* **EXTRACTED INFORMATION**:
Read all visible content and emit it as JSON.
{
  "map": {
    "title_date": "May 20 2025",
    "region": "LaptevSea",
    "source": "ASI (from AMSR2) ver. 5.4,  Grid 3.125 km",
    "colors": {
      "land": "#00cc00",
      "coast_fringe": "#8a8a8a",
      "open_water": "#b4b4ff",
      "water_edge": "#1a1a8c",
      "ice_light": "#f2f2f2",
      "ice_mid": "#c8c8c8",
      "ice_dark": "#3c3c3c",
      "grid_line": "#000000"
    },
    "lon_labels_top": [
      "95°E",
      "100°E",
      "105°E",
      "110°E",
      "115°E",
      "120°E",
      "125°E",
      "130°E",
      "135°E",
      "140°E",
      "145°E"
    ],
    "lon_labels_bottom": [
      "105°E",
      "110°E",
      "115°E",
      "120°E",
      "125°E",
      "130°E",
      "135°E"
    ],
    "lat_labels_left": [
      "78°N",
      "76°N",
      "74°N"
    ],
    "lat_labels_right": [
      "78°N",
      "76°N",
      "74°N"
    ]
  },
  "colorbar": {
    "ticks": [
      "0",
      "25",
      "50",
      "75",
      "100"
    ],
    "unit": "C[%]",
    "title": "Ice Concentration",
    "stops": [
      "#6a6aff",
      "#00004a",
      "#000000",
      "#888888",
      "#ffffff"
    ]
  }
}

* **WHAT THIS TASK INVOLVES**:
Output each record precisely as given.

* **REPLY**:
Read all visible content and emit it as JSON.
{
  "map": {
    "title_date": "May 20 2025",
    "region": "LaptevSea",
    "source": "ASI (from AMSR2) ver. 5.4,  Grid 3.125 km",
    "colors": {
      "land": "#00cc00",
      "coast_fringe": "#8a8a8a",
      "open_water": "#b4b4ff",
      "water_edge": "#1a1a8c",
      "ice_light": "#f2f2f2",
      "ice_mid": "#c8c8c8",
      "ice_dark": "#3c3c3c",
      "grid_line": "#000000"
    },
    "lon_labels_top": [
      "95°E",
      "100°E",
      "105°E",
      "110°E",
      "115°E",
      "120°E",
      "125°E",
      "130°E",
      "135°E",
      "140°E",
      "145°E"
    ],
    "lon_labels_bottom": [
      "105°E",
      "110°E",
      "115°E",
      "120°E",
      "125°E",
      "130°E",
      "135°E"
    ],
    "lat_labels_left": [
      "78°N",
      "76°N",
      "74°N"
    ],
    "lat_labels_right": [
      "78°N",
      "76°N",
      "74°N"
    ]
  },
  "colorbar": {
    "ticks": [
      "0",
      "25",
      "50",
      "75",
      "100"
    ],
    "unit": "C[%]",
    "title": "Ice Concentration",
    "stops": [
      "#6a6aff",
      "#00004a",
      "#000000",
      "#888888",
      "#ffffff"
    ]
  }
}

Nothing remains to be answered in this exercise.